[Dataset records]
-- start --
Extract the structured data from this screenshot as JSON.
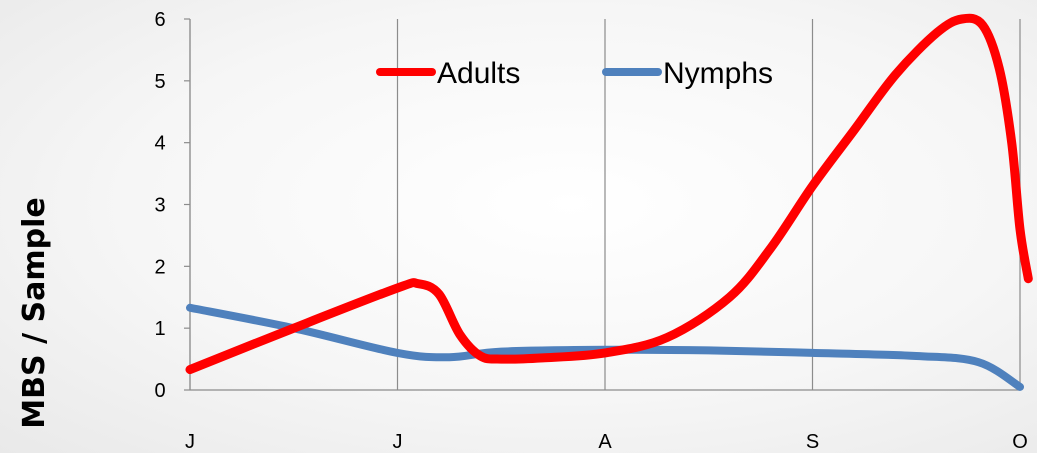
{
  "chart_data": {
    "type": "line",
    "title": "",
    "xlabel": "",
    "ylabel": "MBS / Sample",
    "ylim": [
      0,
      6
    ],
    "yticks": [
      "0",
      "1",
      "2",
      "3",
      "4",
      "5",
      "6"
    ],
    "categories": [
      "J",
      "J",
      "A",
      "S",
      "O"
    ],
    "x_range": [
      0,
      4
    ],
    "grid": {
      "vertical": true,
      "horizontal": false
    },
    "legend_position": "top-center",
    "smooth": true,
    "series": [
      {
        "name": "Adults",
        "color": "#ff0000",
        "points": [
          [
            0.0,
            0.33
          ],
          [
            0.5,
            1.0
          ],
          [
            1.0,
            1.65
          ],
          [
            1.1,
            1.72
          ],
          [
            1.2,
            1.55
          ],
          [
            1.3,
            0.9
          ],
          [
            1.4,
            0.55
          ],
          [
            1.5,
            0.5
          ],
          [
            1.7,
            0.52
          ],
          [
            2.0,
            0.6
          ],
          [
            2.3,
            0.85
          ],
          [
            2.6,
            1.5
          ],
          [
            2.8,
            2.3
          ],
          [
            3.0,
            3.3
          ],
          [
            3.2,
            4.2
          ],
          [
            3.4,
            5.1
          ],
          [
            3.6,
            5.78
          ],
          [
            3.72,
            6.0
          ],
          [
            3.82,
            5.9
          ],
          [
            3.9,
            5.2
          ],
          [
            3.96,
            4.0
          ],
          [
            4.0,
            2.6
          ],
          [
            4.04,
            1.8
          ]
        ]
      },
      {
        "name": "Nymphs",
        "color": "#4f81bd",
        "points": [
          [
            0.0,
            1.33
          ],
          [
            0.5,
            1.0
          ],
          [
            1.0,
            0.6
          ],
          [
            1.25,
            0.53
          ],
          [
            1.5,
            0.62
          ],
          [
            2.0,
            0.65
          ],
          [
            2.5,
            0.64
          ],
          [
            3.0,
            0.6
          ],
          [
            3.5,
            0.55
          ],
          [
            3.8,
            0.45
          ],
          [
            4.0,
            0.05
          ]
        ]
      }
    ]
  }
}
-- end --
* **What is expected**
Make an exact copy of the data, leaving its pictures out.

* **Result of this task**
Extract the structured data from this screenshot as JSON.
{
  "chart_data": {
    "type": "line",
    "title": "",
    "xlabel": "",
    "ylabel": "MBS / Sample",
    "ylim": [
      0,
      6
    ],
    "yticks": [
      "0",
      "1",
      "2",
      "3",
      "4",
      "5",
      "6"
    ],
    "categories": [
      "J",
      "J",
      "A",
      "S",
      "O"
    ],
    "x_range": [
      0,
      4
    ],
    "grid": {
      "vertical": true,
      "horizontal": false
    },
    "legend_position": "top-center",
    "smooth": true,
    "series": [
      {
        "name": "Adults",
        "color": "#ff0000",
        "points": [
          [
            0.0,
            0.33
          ],
          [
            0.5,
            1.0
          ],
          [
            1.0,
            1.65
          ],
          [
            1.1,
            1.72
          ],
          [
            1.2,
            1.55
          ],
          [
            1.3,
            0.9
          ],
          [
            1.4,
            0.55
          ],
          [
            1.5,
            0.5
          ],
          [
            1.7,
            0.52
          ],
          [
            2.0,
            0.6
          ],
          [
            2.3,
            0.85
          ],
          [
            2.6,
            1.5
          ],
          [
            2.8,
            2.3
          ],
          [
            3.0,
            3.3
          ],
          [
            3.2,
            4.2
          ],
          [
            3.4,
            5.1
          ],
          [
            3.6,
            5.78
          ],
          [
            3.72,
            6.0
          ],
          [
            3.82,
            5.9
          ],
          [
            3.9,
            5.2
          ],
          [
            3.96,
            4.0
          ],
          [
            4.0,
            2.6
          ],
          [
            4.04,
            1.8
          ]
        ]
      },
      {
        "name": "Nymphs",
        "color": "#4f81bd",
        "points": [
          [
            0.0,
            1.33
          ],
          [
            0.5,
            1.0
          ],
          [
            1.0,
            0.6
          ],
          [
            1.25,
            0.53
          ],
          [
            1.5,
            0.62
          ],
          [
            2.0,
            0.65
          ],
          [
            2.5,
            0.64
          ],
          [
            3.0,
            0.6
          ],
          [
            3.5,
            0.55
          ],
          [
            3.8,
            0.45
          ],
          [
            4.0,
            0.05
          ]
        ]
      }
    ]
  }
}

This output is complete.